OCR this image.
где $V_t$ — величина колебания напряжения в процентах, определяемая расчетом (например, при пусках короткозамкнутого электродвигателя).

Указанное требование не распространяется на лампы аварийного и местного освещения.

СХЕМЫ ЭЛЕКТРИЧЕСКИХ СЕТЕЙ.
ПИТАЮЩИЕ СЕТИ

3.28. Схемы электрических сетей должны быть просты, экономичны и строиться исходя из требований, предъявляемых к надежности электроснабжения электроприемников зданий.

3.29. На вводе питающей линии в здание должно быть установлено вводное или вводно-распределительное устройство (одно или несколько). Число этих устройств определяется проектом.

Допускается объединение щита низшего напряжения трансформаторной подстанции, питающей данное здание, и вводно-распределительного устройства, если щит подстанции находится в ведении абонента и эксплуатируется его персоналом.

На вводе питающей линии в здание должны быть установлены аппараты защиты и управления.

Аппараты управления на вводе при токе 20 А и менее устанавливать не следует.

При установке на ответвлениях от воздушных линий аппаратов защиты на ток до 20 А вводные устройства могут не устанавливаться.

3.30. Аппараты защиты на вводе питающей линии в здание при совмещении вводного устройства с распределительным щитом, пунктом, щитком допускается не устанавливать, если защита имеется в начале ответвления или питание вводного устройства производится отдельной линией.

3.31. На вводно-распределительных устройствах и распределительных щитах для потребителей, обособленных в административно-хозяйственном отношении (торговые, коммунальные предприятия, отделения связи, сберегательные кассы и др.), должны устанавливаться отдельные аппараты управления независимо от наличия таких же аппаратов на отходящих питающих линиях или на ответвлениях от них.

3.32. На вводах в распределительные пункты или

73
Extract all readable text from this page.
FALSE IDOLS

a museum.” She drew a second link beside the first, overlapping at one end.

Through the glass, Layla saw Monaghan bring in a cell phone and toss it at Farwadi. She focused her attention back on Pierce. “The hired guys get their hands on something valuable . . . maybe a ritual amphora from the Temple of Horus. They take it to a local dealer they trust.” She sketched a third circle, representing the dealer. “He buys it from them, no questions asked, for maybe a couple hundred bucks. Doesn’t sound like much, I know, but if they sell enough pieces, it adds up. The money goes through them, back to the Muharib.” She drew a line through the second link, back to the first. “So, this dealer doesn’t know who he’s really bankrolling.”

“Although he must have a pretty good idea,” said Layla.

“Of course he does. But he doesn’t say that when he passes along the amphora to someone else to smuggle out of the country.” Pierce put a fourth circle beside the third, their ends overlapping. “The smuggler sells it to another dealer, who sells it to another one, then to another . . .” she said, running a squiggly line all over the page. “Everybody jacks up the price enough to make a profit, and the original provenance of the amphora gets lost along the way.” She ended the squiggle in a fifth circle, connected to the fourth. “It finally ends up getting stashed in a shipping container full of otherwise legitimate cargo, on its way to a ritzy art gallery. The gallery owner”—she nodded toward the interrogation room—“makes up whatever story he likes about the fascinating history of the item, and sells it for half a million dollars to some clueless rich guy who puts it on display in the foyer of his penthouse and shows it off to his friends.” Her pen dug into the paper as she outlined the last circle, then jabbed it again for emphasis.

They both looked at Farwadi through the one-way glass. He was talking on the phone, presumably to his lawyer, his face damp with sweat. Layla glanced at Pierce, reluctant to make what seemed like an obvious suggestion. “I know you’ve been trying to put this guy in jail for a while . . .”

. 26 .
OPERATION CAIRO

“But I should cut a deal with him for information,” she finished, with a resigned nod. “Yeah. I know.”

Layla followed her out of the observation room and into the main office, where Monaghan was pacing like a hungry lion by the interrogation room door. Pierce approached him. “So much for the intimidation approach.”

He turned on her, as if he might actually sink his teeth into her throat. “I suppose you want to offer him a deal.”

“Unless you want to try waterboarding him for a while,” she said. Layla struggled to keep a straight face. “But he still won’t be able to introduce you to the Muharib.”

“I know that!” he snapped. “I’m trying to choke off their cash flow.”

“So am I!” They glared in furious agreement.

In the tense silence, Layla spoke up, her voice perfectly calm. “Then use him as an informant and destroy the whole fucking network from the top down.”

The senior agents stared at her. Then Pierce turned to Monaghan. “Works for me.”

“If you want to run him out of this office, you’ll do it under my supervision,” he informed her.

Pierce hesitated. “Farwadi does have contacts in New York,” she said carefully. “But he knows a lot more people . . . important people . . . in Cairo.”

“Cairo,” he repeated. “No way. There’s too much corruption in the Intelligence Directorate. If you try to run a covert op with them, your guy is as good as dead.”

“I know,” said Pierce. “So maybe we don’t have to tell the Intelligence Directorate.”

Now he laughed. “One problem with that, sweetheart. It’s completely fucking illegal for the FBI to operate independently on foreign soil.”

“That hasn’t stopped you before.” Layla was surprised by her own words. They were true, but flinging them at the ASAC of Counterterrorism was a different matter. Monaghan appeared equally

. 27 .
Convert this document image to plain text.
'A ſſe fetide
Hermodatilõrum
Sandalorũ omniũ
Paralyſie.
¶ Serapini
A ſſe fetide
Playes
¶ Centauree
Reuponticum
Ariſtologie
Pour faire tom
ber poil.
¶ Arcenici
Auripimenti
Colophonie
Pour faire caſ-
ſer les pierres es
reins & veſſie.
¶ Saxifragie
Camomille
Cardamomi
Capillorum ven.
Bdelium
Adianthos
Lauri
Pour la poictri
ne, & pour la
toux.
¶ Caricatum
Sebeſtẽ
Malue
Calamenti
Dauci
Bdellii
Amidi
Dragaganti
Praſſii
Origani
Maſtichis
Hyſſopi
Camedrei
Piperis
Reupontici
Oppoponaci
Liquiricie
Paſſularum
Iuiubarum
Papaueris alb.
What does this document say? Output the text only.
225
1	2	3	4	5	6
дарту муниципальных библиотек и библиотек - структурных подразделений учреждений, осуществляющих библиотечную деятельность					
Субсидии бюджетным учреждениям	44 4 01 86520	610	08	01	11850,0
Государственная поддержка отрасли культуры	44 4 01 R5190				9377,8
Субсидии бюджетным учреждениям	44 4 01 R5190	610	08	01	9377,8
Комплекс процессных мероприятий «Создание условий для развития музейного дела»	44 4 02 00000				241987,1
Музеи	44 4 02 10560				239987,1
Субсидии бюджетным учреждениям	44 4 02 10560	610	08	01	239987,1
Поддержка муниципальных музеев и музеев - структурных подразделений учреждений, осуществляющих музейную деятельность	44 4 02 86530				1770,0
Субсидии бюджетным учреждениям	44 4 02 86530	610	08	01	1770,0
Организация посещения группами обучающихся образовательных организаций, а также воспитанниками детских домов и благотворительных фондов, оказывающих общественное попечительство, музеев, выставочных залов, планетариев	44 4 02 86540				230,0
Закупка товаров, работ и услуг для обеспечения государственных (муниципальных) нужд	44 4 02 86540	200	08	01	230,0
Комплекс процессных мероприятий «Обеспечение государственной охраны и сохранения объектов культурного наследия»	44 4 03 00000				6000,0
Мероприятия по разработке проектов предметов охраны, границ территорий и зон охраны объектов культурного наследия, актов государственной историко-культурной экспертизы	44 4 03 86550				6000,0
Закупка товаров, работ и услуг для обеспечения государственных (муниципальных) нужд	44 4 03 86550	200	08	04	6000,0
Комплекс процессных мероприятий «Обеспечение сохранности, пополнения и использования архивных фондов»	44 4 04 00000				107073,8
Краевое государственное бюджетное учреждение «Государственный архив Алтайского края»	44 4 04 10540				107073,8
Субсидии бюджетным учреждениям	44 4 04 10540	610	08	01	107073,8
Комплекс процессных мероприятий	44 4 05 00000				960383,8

■ WHAT YOU ARE ASKED TO DO ■
Extract every entry in the listing word for word.

■ EXERCISE RESULT ■
OCR this image.
где $V_t$ — величина колебания напряжения в процентах, определяемая расчетом (например, при пусках короткозамкнутого электродвигателя).

Указанное требование не распространяется на лампы аварийного и местного освещения.

СХЕМЫ ЭЛЕКТРИЧЕСКИХ СЕТЕЙ.
ПИТАЮЩИЕ СЕТИ

3.28. Схемы электрических сетей должны быть просты, экономичны и строиться исходя из требований, предъявляемых к надежности электроснабжения электроприемников зданий.

3.29. На вводе питающей линии в здание должно быть установлено вводное или вводно-распределительное устройство (одно или несколько). Число этих устройств определяется проектом.

Допускается объединение щита низшего напряжения трансформаторной подстанции, питающей данное здание, и вводно-распределительного устройства, если щит подстанции находится в ведении абонента и эксплуатируется его персоналом.

На вводе питающей линии в здание должны быть установлены аппараты защиты и управления.

Аппараты управления на вводе при токе 20 А и менее устанавливать не следует.

При установке на ответвлениях от воздушных линий аппаратов защиты на ток до 20 А вводные устройства могут не устанавливаться.

3.30. Аппараты защиты на вводе питающей линии в здание при совмещении вводного устройства с распределительным щитом, пунктом, щитком допускается не устанавливать, если защита имеется в начале ответвления или питание вводного устройства производится отдельной линией.

3.31. На вводно-распределительных устройствах и распределительных щитах для потребителей, обособленных в административно-хозяйственном отношении (торговые, коммунальные предприятия, отделения связи, сберегательные кассы и др.), должны устанавливаться отдельные аппараты управления независимо от наличия таких же аппаратов на отходящих питающих линиях или на ответвлениях от них.

3.32. На вводах в распределительные пункты или

73
Extract all readable text from this page.
FALSE IDOLS

a museum.” She drew a second link beside the first, overlapping at one end.

Through the glass, Layla saw Monaghan bring in a cell phone and toss it at Farwadi. She focused her attention back on Pierce. “The hired guys get their hands on something valuable . . . maybe a ritual amphora from the Temple of Horus. They take it to a local dealer they trust.” She sketched a third circle, representing the dealer. “He buys it from them, no questions asked, for maybe a couple hundred bucks. Doesn’t sound like much, I know, but if they sell enough pieces, it adds up. The money goes through them, back to the Muharib.” She drew a line through the second link, back to the first. “So, this dealer doesn’t know who he’s really bankrolling.”

“Although he must have a pretty good idea,” said Layla.

“Of course he does. But he doesn’t say that when he passes along the amphora to someone else to smuggle out of the country.” Pierce put a fourth circle beside the third, their ends overlapping. “The smuggler sells it to another dealer, who sells it to another one, then to another . . .” she said, running a squiggly line all over the page. “Everybody jacks up the price enough to make a profit, and the original provenance of the amphora gets lost along the way.” She ended the squiggle in a fifth circle, connected to the fourth. “It finally ends up getting stashed in a shipping container full of otherwise legitimate cargo, on its way to a ritzy art gallery. The gallery owner”—she nodded toward the interrogation room—“makes up whatever story he likes about the fascinating history of the item, and sells it for half a million dollars to some clueless rich guy who puts it on display in the foyer of his penthouse and shows it off to his friends.” Her pen dug into the paper as she outlined the last circle, then jabbed it again for emphasis.

They both looked at Farwadi through the one-way glass. He was talking on the phone, presumably to his lawyer, his face damp with sweat. Layla glanced at Pierce, reluctant to make what seemed like an obvious suggestion. “I know you’ve been trying to put this guy in jail for a while . . .”

. 26 .
OPERATION CAIRO

“But I should cut a deal with him for information,” she finished, with a resigned nod. “Yeah. I know.”

Layla followed her out of the observation room and into the main office, where Monaghan was pacing like a hungry lion by the interrogation room door. Pierce approached him. “So much for the intimidation approach.”

He turned on her, as if he might actually sink his teeth into her throat. “I suppose you want to offer him a deal.”

“Unless you want to try waterboarding him for a while,” she said. Layla struggled to keep a straight face. “But he still won’t be able to introduce you to the Muharib.”

“I know that!” he snapped. “I’m trying to choke off their cash flow.”

“So am I!” They glared in furious agreement.

In the tense silence, Layla spoke up, her voice perfectly calm. “Then use him as an informant and destroy the whole fucking network from the top down.”

The senior agents stared at her. Then Pierce turned to Monaghan. “Works for me.”

“If you want to run him out of this office, you’ll do it under my supervision,” he informed her.

Pierce hesitated. “Farwadi does have contacts in New York,” she said carefully. “But he knows a lot more people . . . important people . . . in Cairo.”

“Cairo,” he repeated. “No way. There’s too much corruption in the Intelligence Directorate. If you try to run a covert op with them, your guy is as good as dead.”

“I know,” said Pierce. “So maybe we don’t have to tell the Intelligence Directorate.”

Now he laughed. “One problem with that, sweetheart. It’s completely fucking illegal for the FBI to operate independently on foreign soil.”

“That hasn’t stopped you before.” Layla was surprised by her own words. They were true, but flinging them at the ASAC of Counterterrorism was a different matter. Monaghan appeared equally

. 27 .
Convert this document image to plain text.
'A ſſe fetide
Hermodatilõrum
Sandalorũ omniũ
Paralyſie.
¶ Serapini
A ſſe fetide
Playes
¶ Centauree
Reuponticum
Ariſtologie
Pour faire tom
ber poil.
¶ Arcenici
Auripimenti
Colophonie
Pour faire caſ-
ſer les pierres es
reins & veſſie.
¶ Saxifragie
Camomille
Cardamomi
Capillorum ven.
Bdelium
Adianthos
Lauri
Pour la poictri
ne, & pour la
toux.
¶ Caricatum
Sebeſtẽ
Malue
Calamenti
Dauci
Bdellii
Amidi
Dragaganti
Praſſii
Origani
Maſtichis
Hyſſopi
Camedrei
Piperis
Reupontici
Oppoponaci
Liquiricie
Paſſularum
Iuiubarum
Papaueris alb.
What does this document say? Output the text only.
225
1	2	3	4	5	6
дарту муниципальных библиотек и библиотек - структурных подразделений учреждений, осуществляющих библиотечную деятельность					
Субсидии бюджетным учреждениям	44 4 01 86520	610	08	01	11850,0
Государственная поддержка отрасли культуры	44 4 01 R5190				9377,8
Субсидии бюджетным учреждениям	44 4 01 R5190	610	08	01	9377,8
Комплекс процессных мероприятий «Создание условий для развития музейного дела»	44 4 02 00000				241987,1
Музеи	44 4 02 10560				239987,1
Субсидии бюджетным учреждениям	44 4 02 10560	610	08	01	239987,1
Поддержка муниципальных музеев и музеев - структурных подразделений учреждений, осуществляющих музейную деятельность	44 4 02 86530				1770,0
Субсидии бюджетным учреждениям	44 4 02 86530	610	08	01	1770,0
Организация посещения группами обучающихся образовательных организаций, а также воспитанниками детских домов и благотворительных фондов, оказывающих общественное попечительство, музеев, выставочных залов, планетариев	44 4 02 86540				230,0
Закупка товаров, работ и услуг для обеспечения государственных (муниципальных) нужд	44 4 02 86540	200	08	01	230,0
Комплекс процессных мероприятий «Обеспечение государственной охраны и сохранения объектов культурного наследия»	44 4 03 00000				6000,0
Мероприятия по разработке проектов предметов охраны, границ территорий и зон охраны объектов культурного наследия, актов государственной историко-культурной экспертизы	44 4 03 86550				6000,0
Закупка товаров, работ и услуг для обеспечения государственных (муниципальных) нужд	44 4 03 86550	200	08	04	6000,0
Комплекс процессных мероприятий «Обеспечение сохранности, пополнения и использования архивных фондов»	44 4 04 00000				107073,8
Краевое государственное бюджетное учреждение «Государственный архив Алтайского края»	44 4 04 10540				107073,8
Субсидии бюджетным учреждениям	44 4 04 10540	610	08	01	107073,8
Комплекс процессных мероприятий	44 4 05 00000				960383,8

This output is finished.